• [Your goal]: Restate the entries word for word, omitting nothing.

• [Supplied records]:
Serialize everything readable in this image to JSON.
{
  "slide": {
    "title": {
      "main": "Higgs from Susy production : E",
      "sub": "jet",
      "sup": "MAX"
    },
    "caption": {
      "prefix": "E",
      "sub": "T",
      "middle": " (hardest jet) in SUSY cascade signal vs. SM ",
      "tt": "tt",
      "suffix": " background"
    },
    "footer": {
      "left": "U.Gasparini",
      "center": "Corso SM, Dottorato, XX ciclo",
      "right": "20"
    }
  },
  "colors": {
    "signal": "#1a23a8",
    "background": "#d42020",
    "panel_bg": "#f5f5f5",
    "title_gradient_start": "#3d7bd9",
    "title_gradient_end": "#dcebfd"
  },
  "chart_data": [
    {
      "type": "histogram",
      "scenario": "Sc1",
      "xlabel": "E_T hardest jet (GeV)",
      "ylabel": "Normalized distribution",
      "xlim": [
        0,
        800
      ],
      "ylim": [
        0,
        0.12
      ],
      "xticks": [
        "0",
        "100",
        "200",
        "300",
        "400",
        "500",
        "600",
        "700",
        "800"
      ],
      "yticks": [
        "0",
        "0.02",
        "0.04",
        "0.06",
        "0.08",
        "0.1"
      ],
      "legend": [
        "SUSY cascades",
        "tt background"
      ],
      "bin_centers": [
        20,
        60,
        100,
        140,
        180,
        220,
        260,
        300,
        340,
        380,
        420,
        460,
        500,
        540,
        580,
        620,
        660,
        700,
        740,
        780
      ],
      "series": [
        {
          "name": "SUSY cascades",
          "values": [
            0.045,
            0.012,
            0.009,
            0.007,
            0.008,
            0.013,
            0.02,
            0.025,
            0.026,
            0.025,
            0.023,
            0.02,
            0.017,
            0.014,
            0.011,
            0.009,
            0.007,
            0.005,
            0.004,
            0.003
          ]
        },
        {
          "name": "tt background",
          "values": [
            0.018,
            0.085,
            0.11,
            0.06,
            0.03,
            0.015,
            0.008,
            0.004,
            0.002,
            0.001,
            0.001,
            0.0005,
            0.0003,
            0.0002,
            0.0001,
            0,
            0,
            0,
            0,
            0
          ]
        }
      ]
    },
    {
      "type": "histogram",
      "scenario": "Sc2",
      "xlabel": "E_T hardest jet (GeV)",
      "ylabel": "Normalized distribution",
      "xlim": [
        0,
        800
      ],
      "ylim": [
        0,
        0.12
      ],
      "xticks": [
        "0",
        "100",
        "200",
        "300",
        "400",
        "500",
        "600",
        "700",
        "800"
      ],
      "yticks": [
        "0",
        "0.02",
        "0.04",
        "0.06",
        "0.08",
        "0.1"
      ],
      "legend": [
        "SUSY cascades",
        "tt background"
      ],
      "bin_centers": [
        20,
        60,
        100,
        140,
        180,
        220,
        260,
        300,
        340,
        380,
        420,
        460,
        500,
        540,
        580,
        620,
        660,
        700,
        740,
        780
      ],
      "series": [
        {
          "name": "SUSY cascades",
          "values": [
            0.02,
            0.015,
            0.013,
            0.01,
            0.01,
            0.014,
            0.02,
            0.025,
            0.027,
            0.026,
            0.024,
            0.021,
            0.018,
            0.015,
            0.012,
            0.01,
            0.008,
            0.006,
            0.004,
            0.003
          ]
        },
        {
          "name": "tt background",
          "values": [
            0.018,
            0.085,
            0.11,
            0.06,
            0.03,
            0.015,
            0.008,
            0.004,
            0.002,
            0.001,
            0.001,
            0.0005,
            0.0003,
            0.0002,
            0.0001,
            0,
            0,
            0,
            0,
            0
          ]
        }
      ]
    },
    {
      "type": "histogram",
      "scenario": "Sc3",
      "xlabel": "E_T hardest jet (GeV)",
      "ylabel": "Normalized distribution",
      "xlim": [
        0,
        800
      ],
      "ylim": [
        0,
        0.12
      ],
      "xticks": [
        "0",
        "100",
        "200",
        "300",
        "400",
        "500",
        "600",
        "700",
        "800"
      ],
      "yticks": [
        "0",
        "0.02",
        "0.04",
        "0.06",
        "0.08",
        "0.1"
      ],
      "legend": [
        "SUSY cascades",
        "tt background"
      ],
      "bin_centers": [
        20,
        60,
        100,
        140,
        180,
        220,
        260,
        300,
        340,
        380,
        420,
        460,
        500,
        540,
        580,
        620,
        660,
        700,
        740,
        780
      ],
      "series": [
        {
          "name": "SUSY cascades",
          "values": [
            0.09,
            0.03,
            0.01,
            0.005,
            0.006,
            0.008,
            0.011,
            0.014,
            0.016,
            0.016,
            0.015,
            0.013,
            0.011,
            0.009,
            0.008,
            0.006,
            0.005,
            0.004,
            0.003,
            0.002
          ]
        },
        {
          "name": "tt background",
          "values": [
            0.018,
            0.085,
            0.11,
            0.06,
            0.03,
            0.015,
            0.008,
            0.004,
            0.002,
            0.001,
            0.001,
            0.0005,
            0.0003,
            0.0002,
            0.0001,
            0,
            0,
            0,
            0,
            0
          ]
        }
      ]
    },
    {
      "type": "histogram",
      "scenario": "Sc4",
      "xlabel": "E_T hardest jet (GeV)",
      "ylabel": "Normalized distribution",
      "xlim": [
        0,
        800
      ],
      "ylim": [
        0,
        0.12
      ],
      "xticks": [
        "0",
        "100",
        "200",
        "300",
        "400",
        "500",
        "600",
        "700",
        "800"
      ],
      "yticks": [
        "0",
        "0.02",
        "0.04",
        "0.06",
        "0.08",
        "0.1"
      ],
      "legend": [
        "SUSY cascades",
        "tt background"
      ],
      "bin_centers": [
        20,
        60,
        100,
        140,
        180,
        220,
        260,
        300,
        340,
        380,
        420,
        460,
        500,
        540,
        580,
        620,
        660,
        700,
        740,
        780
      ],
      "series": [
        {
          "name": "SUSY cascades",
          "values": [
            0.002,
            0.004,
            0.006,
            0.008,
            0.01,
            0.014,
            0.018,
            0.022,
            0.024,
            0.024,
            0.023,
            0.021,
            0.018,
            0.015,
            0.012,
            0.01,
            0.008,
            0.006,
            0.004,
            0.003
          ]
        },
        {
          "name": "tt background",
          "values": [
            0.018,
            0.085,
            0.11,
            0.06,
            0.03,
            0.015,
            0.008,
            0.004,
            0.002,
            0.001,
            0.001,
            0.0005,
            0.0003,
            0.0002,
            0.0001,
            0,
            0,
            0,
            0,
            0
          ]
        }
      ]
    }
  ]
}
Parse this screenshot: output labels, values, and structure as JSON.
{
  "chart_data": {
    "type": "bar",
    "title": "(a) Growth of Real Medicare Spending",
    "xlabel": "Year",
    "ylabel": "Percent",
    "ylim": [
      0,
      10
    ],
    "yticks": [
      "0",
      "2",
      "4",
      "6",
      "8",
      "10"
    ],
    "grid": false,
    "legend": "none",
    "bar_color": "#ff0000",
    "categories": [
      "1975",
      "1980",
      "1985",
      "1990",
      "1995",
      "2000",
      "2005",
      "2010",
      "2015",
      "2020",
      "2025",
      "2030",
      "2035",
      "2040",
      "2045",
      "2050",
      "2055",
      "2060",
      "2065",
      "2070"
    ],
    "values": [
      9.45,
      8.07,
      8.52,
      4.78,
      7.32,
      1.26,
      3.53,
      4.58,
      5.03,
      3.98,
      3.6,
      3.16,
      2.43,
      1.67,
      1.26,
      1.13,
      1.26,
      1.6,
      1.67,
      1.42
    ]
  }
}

• [Completed exercise]:
Serialize everything readable in this image to JSON.
{
  "slide": {
    "title": {
      "main": "Higgs from Susy production : E",
      "sub": "jet",
      "sup": "MAX"
    },
    "caption": {
      "prefix": "E",
      "sub": "T",
      "middle": " (hardest jet) in SUSY cascade signal vs. SM ",
      "tt": "tt",
      "suffix": " background"
    },
    "footer": {
      "left": "U.Gasparini",
      "center": "Corso SM, Dottorato, XX ciclo",
      "right": "20"
    }
  },
  "colors": {
    "signal": "#1a23a8",
    "background": "#d42020",
    "panel_bg": "#f5f5f5",
    "title_gradient_start": "#3d7bd9",
    "title_gradient_end": "#dcebfd"
  },
  "chart_data": [
    {
      "type": "histogram",
      "scenario": "Sc1",
      "xlabel": "E_T hardest jet (GeV)",
      "ylabel": "Normalized distribution",
      "xlim": [
        0,
        800
      ],
      "ylim": [
        0,
        0.12
      ],
      "xticks": [
        "0",
        "100",
        "200",
        "300",
        "400",
        "500",
        "600",
        "700",
        "800"
      ],
      "yticks": [
        "0",
        "0.02",
        "0.04",
        "0.06",
        "0.08",
        "0.1"
      ],
      "legend": [
        "SUSY cascades",
        "tt background"
      ],
      "bin_centers": [
        20,
        60,
        100,
        140,
        180,
        220,
        260,
        300,
        340,
        380,
        420,
        460,
        500,
        540,
        580,
        620,
        660,
        700,
        740,
        780
      ],
      "series": [
        {
          "name": "SUSY cascades",
          "values": [
            0.045,
            0.012,
            0.009,
            0.007,
            0.008,
            0.013,
            0.02,
            0.025,
            0.026,
            0.025,
            0.023,
            0.02,
            0.017,
            0.014,
            0.011,
            0.009,
            0.007,
            0.005,
            0.004,
            0.003
          ]
        },
        {
          "name": "tt background",
          "values": [
            0.018,
            0.085,
            0.11,
            0.06,
            0.03,
            0.015,
            0.008,
            0.004,
            0.002,
            0.001,
            0.001,
            0.0005,
            0.0003,
            0.0002,
            0.0001,
            0,
            0,
            0,
            0,
            0
          ]
        }
      ]
    },
    {
      "type": "histogram",
      "scenario": "Sc2",
      "xlabel": "E_T hardest jet (GeV)",
      "ylabel": "Normalized distribution",
      "xlim": [
        0,
        800
      ],
      "ylim": [
        0,
        0.12
      ],
      "xticks": [
        "0",
        "100",
        "200",
        "300",
        "400",
        "500",
        "600",
        "700",
        "800"
      ],
      "yticks": [
        "0",
        "0.02",
        "0.04",
        "0.06",
        "0.08",
        "0.1"
      ],
      "legend": [
        "SUSY cascades",
        "tt background"
      ],
      "bin_centers": [
        20,
        60,
        100,
        140,
        180,
        220,
        260,
        300,
        340,
        380,
        420,
        460,
        500,
        540,
        580,
        620,
        660,
        700,
        740,
        780
      ],
      "series": [
        {
          "name": "SUSY cascades",
          "values": [
            0.02,
            0.015,
            0.013,
            0.01,
            0.01,
            0.014,
            0.02,
            0.025,
            0.027,
            0.026,
            0.024,
            0.021,
            0.018,
            0.015,
            0.012,
            0.01,
            0.008,
            0.006,
            0.004,
            0.003
          ]
        },
        {
          "name": "tt background",
          "values": [
            0.018,
            0.085,
            0.11,
            0.06,
            0.03,
            0.015,
            0.008,
            0.004,
            0.002,
            0.001,
            0.001,
            0.0005,
            0.0003,
            0.0002,
            0.0001,
            0,
            0,
            0,
            0,
            0
          ]
        }
      ]
    },
    {
      "type": "histogram",
      "scenario": "Sc3",
      "xlabel": "E_T hardest jet (GeV)",
      "ylabel": "Normalized distribution",
      "xlim": [
        0,
        800
      ],
      "ylim": [
        0,
        0.12
      ],
      "xticks": [
        "0",
        "100",
        "200",
        "300",
        "400",
        "500",
        "600",
        "700",
        "800"
      ],
      "yticks": [
        "0",
        "0.02",
        "0.04",
        "0.06",
        "0.08",
        "0.1"
      ],
      "legend": [
        "SUSY cascades",
        "tt background"
      ],
      "bin_centers": [
        20,
        60,
        100,
        140,
        180,
        220,
        260,
        300,
        340,
        380,
        420,
        460,
        500,
        540,
        580,
        620,
        660,
        700,
        740,
        780
      ],
      "series": [
        {
          "name": "SUSY cascades",
          "values": [
            0.09,
            0.03,
            0.01,
            0.005,
            0.006,
            0.008,
            0.011,
            0.014,
            0.016,
            0.016,
            0.015,
            0.013,
            0.011,
            0.009,
            0.008,
            0.006,
            0.005,
            0.004,
            0.003,
            0.002
          ]
        },
        {
          "name": "tt background",
          "values": [
            0.018,
            0.085,
            0.11,
            0.06,
            0.03,
            0.015,
            0.008,
            0.004,
            0.002,
            0.001,
            0.001,
            0.0005,
            0.0003,
            0.0002,
            0.0001,
            0,
            0,
            0,
            0,
            0
          ]
        }
      ]
    },
    {
      "type": "histogram",
      "scenario": "Sc4",
      "xlabel": "E_T hardest jet (GeV)",
      "ylabel": "Normalized distribution",
      "xlim": [
        0,
        800
      ],
      "ylim": [
        0,
        0.12
      ],
      "xticks": [
        "0",
        "100",
        "200",
        "300",
        "400",
        "500",
        "600",
        "700",
        "800"
      ],
      "yticks": [
        "0",
        "0.02",
        "0.04",
        "0.06",
        "0.08",
        "0.1"
      ],
      "legend": [
        "SUSY cascades",
        "tt background"
      ],
      "bin_centers": [
        20,
        60,
        100,
        140,
        180,
        220,
        260,
        300,
        340,
        380,
        420,
        460,
        500,
        540,
        580,
        620,
        660,
        700,
        740,
        780
      ],
      "series": [
        {
          "name": "SUSY cascades",
          "values": [
            0.002,
            0.004,
            0.006,
            0.008,
            0.01,
            0.014,
            0.018,
            0.022,
            0.024,
            0.024,
            0.023,
            0.021,
            0.018,
            0.015,
            0.012,
            0.01,
            0.008,
            0.006,
            0.004,
            0.003
          ]
        },
        {
          "name": "tt background",
          "values": [
            0.018,
            0.085,
            0.11,
            0.06,
            0.03,
            0.015,
            0.008,
            0.004,
            0.002,
            0.001,
            0.001,
            0.0005,
            0.0003,
            0.0002,
            0.0001,
            0,
            0,
            0,
            0,
            0
          ]
        }
      ]
    }
  ]
}
Parse this screenshot: output labels, values, and structure as JSON.
{
  "chart_data": {
    "type": "bar",
    "title": "(a) Growth of Real Medicare Spending",
    "xlabel": "Year",
    "ylabel": "Percent",
    "ylim": [
      0,
      10
    ],
    "yticks": [
      "0",
      "2",
      "4",
      "6",
      "8",
      "10"
    ],
    "grid": false,
    "legend": "none",
    "bar_color": "#ff0000",
    "categories": [
      "1975",
      "1980",
      "1985",
      "1990",
      "1995",
      "2000",
      "2005",
      "2010",
      "2015",
      "2020",
      "2025",
      "2030",
      "2035",
      "2040",
      "2045",
      "2050",
      "2055",
      "2060",
      "2065",
      "2070"
    ],
    "values": [
      9.45,
      8.07,
      8.52,
      4.78,
      7.32,
      1.26,
      3.53,
      4.58,
      5.03,
      3.98,
      3.6,
      3.16,
      2.43,
      1.67,
      1.26,
      1.13,
      1.26,
      1.6,
      1.67,
      1.42
    ]
  }
}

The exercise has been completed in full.